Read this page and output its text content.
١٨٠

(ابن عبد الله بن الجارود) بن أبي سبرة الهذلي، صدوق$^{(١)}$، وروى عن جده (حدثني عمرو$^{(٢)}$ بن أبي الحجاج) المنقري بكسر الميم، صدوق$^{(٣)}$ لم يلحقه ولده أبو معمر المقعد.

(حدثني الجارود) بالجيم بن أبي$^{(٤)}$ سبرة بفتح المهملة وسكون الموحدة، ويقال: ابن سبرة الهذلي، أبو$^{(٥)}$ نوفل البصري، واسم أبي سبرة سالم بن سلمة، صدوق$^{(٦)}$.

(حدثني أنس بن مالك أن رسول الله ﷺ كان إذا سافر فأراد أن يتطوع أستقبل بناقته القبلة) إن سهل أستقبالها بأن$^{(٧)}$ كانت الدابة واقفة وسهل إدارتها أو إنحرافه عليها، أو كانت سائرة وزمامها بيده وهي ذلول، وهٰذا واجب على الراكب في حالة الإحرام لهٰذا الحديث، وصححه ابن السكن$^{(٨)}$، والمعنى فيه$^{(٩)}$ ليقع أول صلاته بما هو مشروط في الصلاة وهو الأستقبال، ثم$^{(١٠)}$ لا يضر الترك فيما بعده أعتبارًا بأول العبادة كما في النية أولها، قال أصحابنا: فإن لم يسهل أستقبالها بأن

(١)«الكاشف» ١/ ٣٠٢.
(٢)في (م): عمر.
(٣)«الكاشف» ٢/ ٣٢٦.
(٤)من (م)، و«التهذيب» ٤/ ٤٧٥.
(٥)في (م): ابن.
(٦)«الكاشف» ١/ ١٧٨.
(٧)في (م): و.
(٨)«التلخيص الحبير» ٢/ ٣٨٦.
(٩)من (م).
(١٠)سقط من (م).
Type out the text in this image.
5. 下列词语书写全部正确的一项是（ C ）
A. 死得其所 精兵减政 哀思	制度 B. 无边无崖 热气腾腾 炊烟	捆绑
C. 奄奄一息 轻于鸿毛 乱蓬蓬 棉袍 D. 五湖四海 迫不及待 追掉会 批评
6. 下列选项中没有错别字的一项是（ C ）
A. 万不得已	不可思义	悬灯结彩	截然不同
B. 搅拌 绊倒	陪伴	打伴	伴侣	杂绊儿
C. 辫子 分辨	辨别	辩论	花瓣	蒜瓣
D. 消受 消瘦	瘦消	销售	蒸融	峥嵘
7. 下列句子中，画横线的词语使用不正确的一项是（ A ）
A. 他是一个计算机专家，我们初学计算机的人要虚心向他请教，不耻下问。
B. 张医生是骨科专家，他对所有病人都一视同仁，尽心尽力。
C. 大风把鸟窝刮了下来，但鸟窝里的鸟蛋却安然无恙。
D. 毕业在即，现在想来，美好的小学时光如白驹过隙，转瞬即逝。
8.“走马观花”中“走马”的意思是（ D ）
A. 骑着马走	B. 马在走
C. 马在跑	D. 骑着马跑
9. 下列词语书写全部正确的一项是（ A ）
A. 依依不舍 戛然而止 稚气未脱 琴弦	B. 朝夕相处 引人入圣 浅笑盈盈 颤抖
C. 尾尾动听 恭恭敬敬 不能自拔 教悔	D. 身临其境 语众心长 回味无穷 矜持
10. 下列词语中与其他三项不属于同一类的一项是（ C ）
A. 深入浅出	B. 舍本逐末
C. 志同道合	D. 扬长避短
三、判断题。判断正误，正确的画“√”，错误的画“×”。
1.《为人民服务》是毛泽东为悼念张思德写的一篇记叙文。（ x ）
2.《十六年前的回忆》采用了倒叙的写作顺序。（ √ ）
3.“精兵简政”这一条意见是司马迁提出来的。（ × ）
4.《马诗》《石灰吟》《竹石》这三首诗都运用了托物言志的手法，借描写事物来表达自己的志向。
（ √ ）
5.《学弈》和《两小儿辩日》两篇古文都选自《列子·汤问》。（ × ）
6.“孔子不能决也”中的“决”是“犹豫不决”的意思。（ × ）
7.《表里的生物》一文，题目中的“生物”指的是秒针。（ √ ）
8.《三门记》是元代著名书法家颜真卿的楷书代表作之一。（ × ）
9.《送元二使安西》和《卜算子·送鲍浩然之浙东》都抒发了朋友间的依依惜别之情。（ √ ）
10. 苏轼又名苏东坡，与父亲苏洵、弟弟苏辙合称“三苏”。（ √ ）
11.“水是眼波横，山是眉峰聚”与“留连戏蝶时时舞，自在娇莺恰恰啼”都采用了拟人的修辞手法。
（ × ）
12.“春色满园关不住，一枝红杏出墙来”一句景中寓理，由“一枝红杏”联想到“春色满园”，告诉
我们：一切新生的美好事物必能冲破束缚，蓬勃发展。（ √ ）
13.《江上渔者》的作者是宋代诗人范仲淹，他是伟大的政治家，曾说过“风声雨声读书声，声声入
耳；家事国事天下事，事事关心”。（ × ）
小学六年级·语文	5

▶ _What you have to do_
Search the records for the word "text" and copy every line where it occurs.

▶ _The output_
Read this page and output its text content.
Type out the text in this image.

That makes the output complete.